:: Set task ::
Copy, in full, each line of the material that holds the word "urban".

:: Source data ::

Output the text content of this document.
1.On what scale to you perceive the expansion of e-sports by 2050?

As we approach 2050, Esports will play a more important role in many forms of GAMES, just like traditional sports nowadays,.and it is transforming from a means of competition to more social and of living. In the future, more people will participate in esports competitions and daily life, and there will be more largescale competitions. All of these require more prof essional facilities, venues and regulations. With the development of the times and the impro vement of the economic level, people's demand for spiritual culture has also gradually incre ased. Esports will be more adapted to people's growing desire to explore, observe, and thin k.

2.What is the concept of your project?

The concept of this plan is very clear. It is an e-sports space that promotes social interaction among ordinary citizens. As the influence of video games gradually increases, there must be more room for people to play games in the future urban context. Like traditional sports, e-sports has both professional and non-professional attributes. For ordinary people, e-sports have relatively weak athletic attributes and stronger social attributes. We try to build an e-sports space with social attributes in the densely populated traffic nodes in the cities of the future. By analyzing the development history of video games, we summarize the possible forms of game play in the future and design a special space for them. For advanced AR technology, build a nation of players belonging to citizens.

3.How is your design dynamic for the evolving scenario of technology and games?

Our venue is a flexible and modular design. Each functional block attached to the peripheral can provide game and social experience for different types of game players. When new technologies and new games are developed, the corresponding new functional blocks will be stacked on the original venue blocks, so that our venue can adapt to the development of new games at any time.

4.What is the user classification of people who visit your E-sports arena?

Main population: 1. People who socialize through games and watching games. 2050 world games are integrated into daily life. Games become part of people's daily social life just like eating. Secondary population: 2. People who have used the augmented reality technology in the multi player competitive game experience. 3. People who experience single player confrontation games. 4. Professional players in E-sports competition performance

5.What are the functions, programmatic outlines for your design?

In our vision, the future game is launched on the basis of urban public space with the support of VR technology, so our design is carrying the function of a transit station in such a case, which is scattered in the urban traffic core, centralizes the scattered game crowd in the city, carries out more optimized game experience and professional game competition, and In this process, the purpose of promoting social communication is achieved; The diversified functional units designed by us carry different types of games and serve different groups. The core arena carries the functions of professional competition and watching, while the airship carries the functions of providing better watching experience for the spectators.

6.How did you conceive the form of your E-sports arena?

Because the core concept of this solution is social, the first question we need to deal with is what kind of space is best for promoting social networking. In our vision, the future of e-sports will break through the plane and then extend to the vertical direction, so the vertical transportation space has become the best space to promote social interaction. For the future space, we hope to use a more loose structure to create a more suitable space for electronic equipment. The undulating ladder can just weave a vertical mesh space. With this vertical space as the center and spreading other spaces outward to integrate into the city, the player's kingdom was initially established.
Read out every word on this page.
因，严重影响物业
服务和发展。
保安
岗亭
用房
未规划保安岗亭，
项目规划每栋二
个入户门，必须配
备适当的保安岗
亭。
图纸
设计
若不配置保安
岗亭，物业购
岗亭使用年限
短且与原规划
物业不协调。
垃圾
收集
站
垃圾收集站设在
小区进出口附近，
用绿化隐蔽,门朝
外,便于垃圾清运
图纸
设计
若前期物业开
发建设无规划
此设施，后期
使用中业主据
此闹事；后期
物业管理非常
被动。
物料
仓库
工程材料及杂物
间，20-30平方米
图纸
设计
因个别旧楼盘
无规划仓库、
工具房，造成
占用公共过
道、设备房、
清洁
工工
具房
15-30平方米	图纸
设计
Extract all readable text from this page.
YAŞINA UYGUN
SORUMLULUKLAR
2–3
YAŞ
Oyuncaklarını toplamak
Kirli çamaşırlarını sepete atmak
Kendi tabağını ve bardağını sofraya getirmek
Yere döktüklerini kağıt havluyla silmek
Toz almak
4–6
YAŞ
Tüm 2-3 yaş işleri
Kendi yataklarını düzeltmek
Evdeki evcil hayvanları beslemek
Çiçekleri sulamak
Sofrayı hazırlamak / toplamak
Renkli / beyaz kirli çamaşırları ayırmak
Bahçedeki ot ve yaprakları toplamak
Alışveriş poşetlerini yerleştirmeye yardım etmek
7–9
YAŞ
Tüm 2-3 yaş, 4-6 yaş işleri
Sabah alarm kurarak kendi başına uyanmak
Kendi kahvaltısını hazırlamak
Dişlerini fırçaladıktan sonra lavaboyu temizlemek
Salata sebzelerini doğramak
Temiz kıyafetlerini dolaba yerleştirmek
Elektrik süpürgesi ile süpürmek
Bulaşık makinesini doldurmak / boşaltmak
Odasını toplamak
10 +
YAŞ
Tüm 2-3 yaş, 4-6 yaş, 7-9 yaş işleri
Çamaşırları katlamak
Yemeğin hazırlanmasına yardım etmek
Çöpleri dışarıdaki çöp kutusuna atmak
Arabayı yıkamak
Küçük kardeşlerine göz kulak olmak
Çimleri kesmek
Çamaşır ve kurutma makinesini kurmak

:: Exercise output ::
The concept of this plan is very clear. It is an e-sports space that promotes social interaction among ordinary citizens. As the influence of video games gradually increases, there must be more room for people to play games in the future urban context. Like traditional sports, e-sports has both professional and non-professional attributes. For ordinary people, e-sports have relatively weak athletic attributes and stronger social attributes. We try to build an e-sports space with social attributes in the densely populated traffic nodes in the cities of the future. By analyzing the development history of video games, we summarize the possible forms of game play in the future and design a special space for them. For advanced AR technology, build a nation of players belonging to citizens.
In our vision, the future game is launched on the basis of urban public space with the support of VR technology, so our design is carrying the function of a transit station in such a case, which is scattered in the urban traffic core, centralizes the scattered game crowd in the city, carries out more optimized game experience and professional game competition, and In this process, the purpose of promoting social communication is achieved; The diversified functional units designed by us carry different types of games and serve different groups. The core arena carries the functions of professional competition and watching, while the airship carries the functions of providing better watching experience for the spectators.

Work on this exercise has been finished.